(Data entries)
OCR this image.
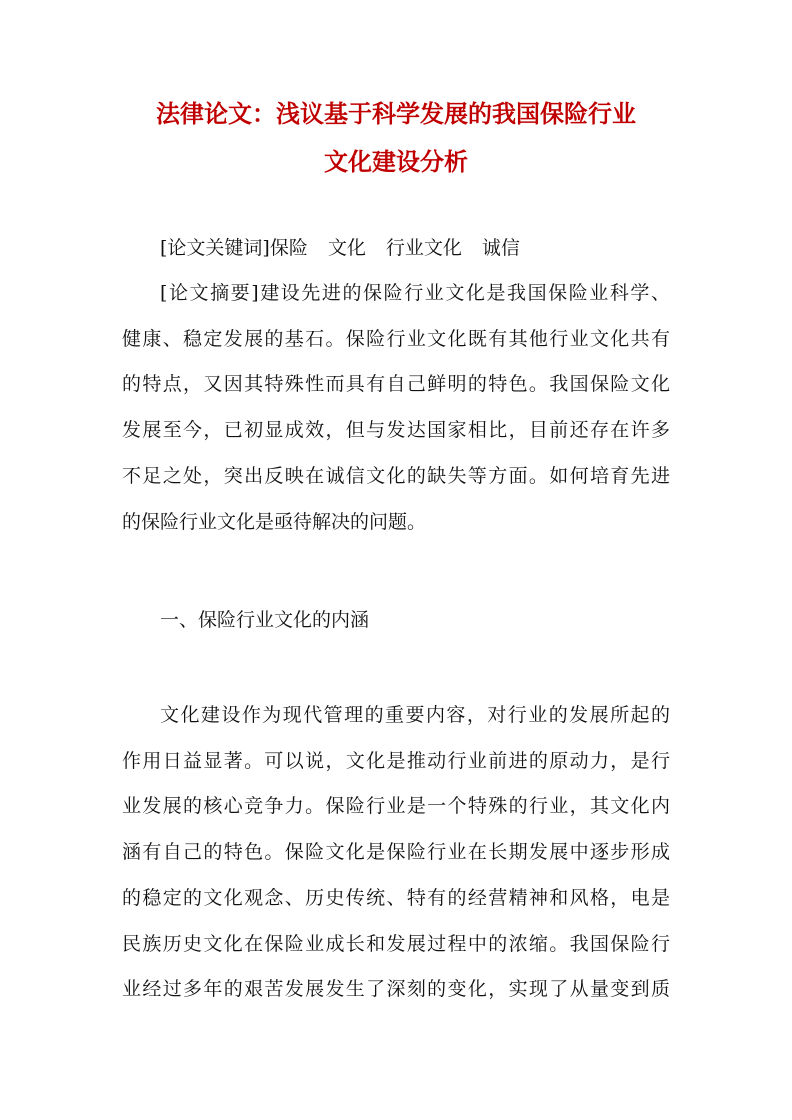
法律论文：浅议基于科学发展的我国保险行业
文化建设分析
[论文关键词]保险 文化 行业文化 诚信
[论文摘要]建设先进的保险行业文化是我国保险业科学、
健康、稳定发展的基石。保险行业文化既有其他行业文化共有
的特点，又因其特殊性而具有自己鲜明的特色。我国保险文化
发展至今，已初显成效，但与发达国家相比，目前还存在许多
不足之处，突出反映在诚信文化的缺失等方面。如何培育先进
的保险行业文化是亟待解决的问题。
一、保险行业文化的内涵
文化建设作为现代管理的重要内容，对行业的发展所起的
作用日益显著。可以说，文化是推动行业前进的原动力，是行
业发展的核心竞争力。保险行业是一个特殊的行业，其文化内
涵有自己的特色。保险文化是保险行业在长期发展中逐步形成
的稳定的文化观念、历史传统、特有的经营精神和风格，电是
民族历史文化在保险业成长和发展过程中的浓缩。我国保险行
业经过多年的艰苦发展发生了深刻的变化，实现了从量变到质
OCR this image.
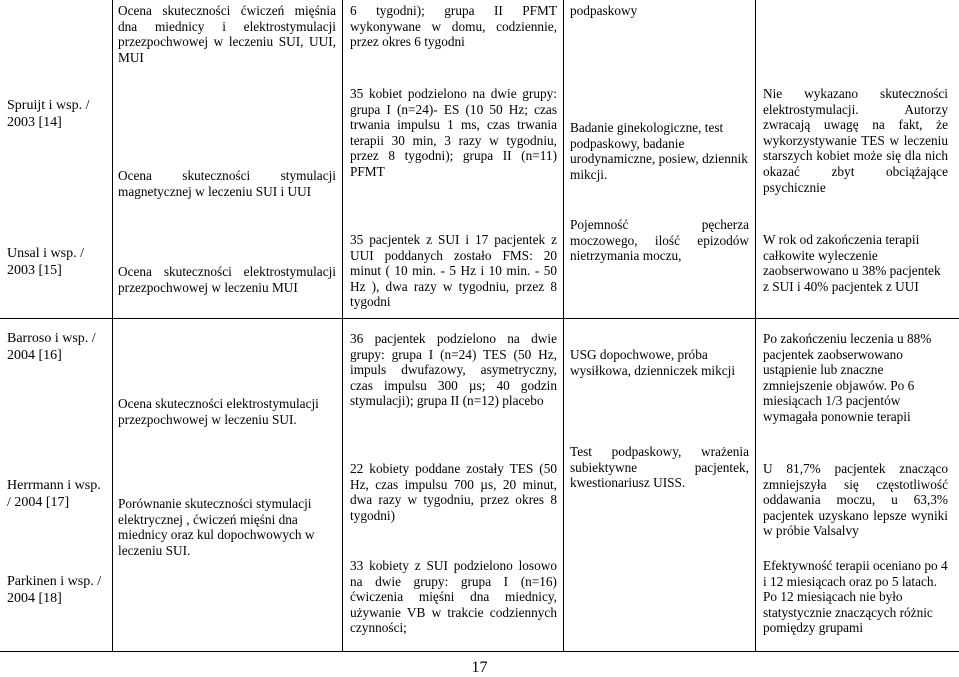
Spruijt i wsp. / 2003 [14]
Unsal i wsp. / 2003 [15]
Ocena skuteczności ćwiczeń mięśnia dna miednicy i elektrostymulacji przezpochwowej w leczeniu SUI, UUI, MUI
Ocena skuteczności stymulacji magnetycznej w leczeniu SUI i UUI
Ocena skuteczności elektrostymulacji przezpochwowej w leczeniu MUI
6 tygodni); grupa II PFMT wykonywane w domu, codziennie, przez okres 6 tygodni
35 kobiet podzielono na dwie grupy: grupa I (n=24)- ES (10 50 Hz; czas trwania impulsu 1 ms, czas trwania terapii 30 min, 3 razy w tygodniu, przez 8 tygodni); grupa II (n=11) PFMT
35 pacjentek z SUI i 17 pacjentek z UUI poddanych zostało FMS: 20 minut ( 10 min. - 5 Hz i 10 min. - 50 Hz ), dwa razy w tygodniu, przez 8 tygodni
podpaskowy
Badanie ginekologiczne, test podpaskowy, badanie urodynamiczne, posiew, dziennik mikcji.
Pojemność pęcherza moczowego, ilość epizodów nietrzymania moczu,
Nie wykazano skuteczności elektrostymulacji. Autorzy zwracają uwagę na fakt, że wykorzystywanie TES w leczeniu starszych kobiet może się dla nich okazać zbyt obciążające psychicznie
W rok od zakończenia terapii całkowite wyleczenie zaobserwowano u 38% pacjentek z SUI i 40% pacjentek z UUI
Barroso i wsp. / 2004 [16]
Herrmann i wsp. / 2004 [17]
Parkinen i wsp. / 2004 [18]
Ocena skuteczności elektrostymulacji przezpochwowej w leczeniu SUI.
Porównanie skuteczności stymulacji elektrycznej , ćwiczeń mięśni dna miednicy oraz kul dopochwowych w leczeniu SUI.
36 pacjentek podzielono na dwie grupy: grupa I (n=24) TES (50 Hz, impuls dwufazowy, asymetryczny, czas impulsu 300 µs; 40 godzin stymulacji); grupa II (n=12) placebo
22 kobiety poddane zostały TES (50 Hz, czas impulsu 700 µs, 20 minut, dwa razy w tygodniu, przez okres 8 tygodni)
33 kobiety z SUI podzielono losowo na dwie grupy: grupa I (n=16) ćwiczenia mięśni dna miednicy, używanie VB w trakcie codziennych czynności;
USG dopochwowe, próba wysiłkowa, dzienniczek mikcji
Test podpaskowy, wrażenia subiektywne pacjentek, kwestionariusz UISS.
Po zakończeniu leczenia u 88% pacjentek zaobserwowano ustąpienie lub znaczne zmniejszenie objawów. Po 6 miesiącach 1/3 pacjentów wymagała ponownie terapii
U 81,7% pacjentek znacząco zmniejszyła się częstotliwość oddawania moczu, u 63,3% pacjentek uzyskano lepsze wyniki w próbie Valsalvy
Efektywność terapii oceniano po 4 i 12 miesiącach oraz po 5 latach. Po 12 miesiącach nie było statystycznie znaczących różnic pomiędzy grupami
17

* * *

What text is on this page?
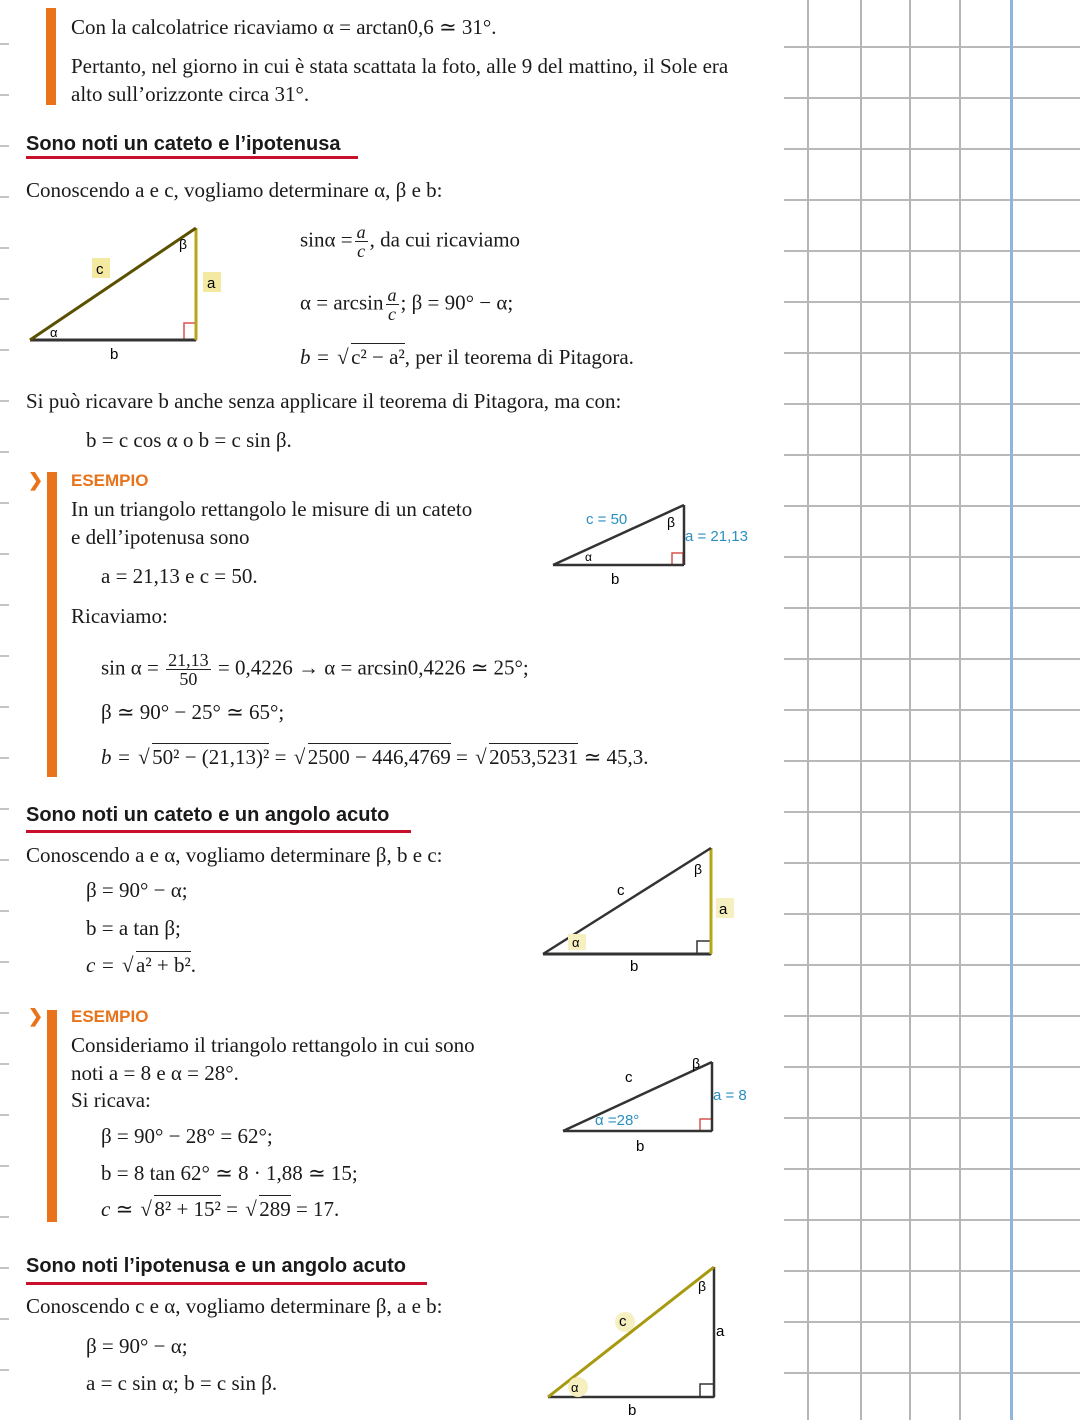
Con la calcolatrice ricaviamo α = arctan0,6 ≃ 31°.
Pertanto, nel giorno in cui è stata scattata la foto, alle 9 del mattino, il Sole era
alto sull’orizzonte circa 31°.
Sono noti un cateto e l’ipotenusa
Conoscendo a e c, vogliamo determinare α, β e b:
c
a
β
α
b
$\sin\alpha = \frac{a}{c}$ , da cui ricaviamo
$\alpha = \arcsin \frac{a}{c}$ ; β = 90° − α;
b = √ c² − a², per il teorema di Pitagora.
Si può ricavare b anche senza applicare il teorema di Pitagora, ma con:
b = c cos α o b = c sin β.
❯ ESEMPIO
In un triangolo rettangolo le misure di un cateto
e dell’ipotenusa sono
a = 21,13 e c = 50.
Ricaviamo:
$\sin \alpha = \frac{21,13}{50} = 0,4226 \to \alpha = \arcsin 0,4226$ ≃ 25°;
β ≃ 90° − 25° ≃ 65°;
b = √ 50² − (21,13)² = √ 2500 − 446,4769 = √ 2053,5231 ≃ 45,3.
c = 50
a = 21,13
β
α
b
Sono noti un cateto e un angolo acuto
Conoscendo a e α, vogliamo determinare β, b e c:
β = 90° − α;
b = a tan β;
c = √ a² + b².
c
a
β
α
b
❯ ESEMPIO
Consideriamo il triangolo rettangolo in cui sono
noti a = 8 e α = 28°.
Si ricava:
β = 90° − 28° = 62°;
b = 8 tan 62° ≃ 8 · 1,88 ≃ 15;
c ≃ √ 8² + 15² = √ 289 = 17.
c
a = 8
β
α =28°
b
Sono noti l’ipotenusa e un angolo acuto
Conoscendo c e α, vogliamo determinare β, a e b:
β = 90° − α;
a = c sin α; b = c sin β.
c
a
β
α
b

Given exercise → In the records above, locate each line with the word "moczu". Copy all such lines.

Solution for this problem →
Pojemność pęcherza moczowego, ilość epizodów nietrzymania moczu,
U 81,7% pacjentek znacząco zmniejszyła się częstotliwość oddawania moczu, u 63,3% pacjentek uzyskano lepsze wyniki w próbie Valsalvy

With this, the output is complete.